_EXERCISE OBJECTIVE:_ Repeat the listing below in full, exactly as it stands.

_DATASET RECORDS:_
-=-=-

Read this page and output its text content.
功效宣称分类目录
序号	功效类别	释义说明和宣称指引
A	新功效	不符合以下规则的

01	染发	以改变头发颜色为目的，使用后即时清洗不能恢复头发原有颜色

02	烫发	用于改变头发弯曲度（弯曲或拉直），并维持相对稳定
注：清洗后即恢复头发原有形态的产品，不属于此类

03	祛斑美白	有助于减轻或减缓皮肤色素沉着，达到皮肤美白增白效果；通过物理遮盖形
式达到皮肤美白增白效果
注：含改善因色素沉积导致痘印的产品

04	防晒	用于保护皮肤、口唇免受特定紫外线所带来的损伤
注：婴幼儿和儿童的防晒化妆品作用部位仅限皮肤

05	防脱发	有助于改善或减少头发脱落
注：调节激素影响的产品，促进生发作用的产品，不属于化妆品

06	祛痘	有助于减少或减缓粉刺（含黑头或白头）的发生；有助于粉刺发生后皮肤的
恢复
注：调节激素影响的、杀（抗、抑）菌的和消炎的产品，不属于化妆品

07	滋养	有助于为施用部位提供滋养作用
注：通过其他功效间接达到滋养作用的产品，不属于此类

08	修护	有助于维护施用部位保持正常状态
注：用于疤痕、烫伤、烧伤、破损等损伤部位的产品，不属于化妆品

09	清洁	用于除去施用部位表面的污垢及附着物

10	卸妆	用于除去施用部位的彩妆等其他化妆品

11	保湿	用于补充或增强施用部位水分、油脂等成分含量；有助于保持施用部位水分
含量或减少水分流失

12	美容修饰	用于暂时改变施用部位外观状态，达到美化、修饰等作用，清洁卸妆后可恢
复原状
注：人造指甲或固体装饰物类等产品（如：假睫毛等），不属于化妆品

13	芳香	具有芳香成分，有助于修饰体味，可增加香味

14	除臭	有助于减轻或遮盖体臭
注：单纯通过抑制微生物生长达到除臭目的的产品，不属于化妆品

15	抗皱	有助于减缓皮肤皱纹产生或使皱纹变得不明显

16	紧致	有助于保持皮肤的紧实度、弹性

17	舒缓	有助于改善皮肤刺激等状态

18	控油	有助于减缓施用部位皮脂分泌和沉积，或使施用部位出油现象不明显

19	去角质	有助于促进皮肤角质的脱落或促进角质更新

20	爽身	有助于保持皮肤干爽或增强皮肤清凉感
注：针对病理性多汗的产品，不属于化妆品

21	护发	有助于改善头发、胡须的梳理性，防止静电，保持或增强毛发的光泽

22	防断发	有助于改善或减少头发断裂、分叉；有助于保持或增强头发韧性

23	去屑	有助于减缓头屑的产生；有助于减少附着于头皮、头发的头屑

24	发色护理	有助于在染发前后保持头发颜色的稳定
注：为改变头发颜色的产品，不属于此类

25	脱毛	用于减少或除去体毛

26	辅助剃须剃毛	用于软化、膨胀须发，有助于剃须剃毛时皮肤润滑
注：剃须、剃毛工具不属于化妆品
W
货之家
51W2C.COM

-=-=-

_ANSWER FOR THE TASK:_
Read this page and output its text content.
功效宣称分类目录
序号	功效类别	释义说明和宣称指引
A	新功效	不符合以下规则的

01	染发	以改变头发颜色为目的，使用后即时清洗不能恢复头发原有颜色

02	烫发	用于改变头发弯曲度（弯曲或拉直），并维持相对稳定
注：清洗后即恢复头发原有形态的产品，不属于此类

03	祛斑美白	有助于减轻或减缓皮肤色素沉着，达到皮肤美白增白效果；通过物理遮盖形
式达到皮肤美白增白效果
注：含改善因色素沉积导致痘印的产品

04	防晒	用于保护皮肤、口唇免受特定紫外线所带来的损伤
注：婴幼儿和儿童的防晒化妆品作用部位仅限皮肤

05	防脱发	有助于改善或减少头发脱落
注：调节激素影响的产品，促进生发作用的产品，不属于化妆品

06	祛痘	有助于减少或减缓粉刺（含黑头或白头）的发生；有助于粉刺发生后皮肤的
恢复
注：调节激素影响的、杀（抗、抑）菌的和消炎的产品，不属于化妆品

07	滋养	有助于为施用部位提供滋养作用
注：通过其他功效间接达到滋养作用的产品，不属于此类

08	修护	有助于维护施用部位保持正常状态
注：用于疤痕、烫伤、烧伤、破损等损伤部位的产品，不属于化妆品

09	清洁	用于除去施用部位表面的污垢及附着物

10	卸妆	用于除去施用部位的彩妆等其他化妆品

11	保湿	用于补充或增强施用部位水分、油脂等成分含量；有助于保持施用部位水分
含量或减少水分流失

12	美容修饰	用于暂时改变施用部位外观状态，达到美化、修饰等作用，清洁卸妆后可恢
复原状
注：人造指甲或固体装饰物类等产品（如：假睫毛等），不属于化妆品

13	芳香	具有芳香成分，有助于修饰体味，可增加香味

14	除臭	有助于减轻或遮盖体臭
注：单纯通过抑制微生物生长达到除臭目的的产品，不属于化妆品

15	抗皱	有助于减缓皮肤皱纹产生或使皱纹变得不明显

16	紧致	有助于保持皮肤的紧实度、弹性

17	舒缓	有助于改善皮肤刺激等状态

18	控油	有助于减缓施用部位皮脂分泌和沉积，或使施用部位出油现象不明显

19	去角质	有助于促进皮肤角质的脱落或促进角质更新

20	爽身	有助于保持皮肤干爽或增强皮肤清凉感
注：针对病理性多汗的产品，不属于化妆品

21	护发	有助于改善头发、胡须的梳理性，防止静电，保持或增强毛发的光泽

22	防断发	有助于改善或减少头发断裂、分叉；有助于保持或增强头发韧性

23	去屑	有助于减缓头屑的产生；有助于减少附着于头皮、头发的头屑

24	发色护理	有助于在染发前后保持头发颜色的稳定
注：为改变头发颜色的产品，不属于此类

25	脱毛	用于减少或除去体毛

26	辅助剃须剃毛	用于软化、膨胀须发，有助于剃须剃毛时皮肤润滑
注：剃须、剃毛工具不属于化妆品
W
货之家
51W2C.COM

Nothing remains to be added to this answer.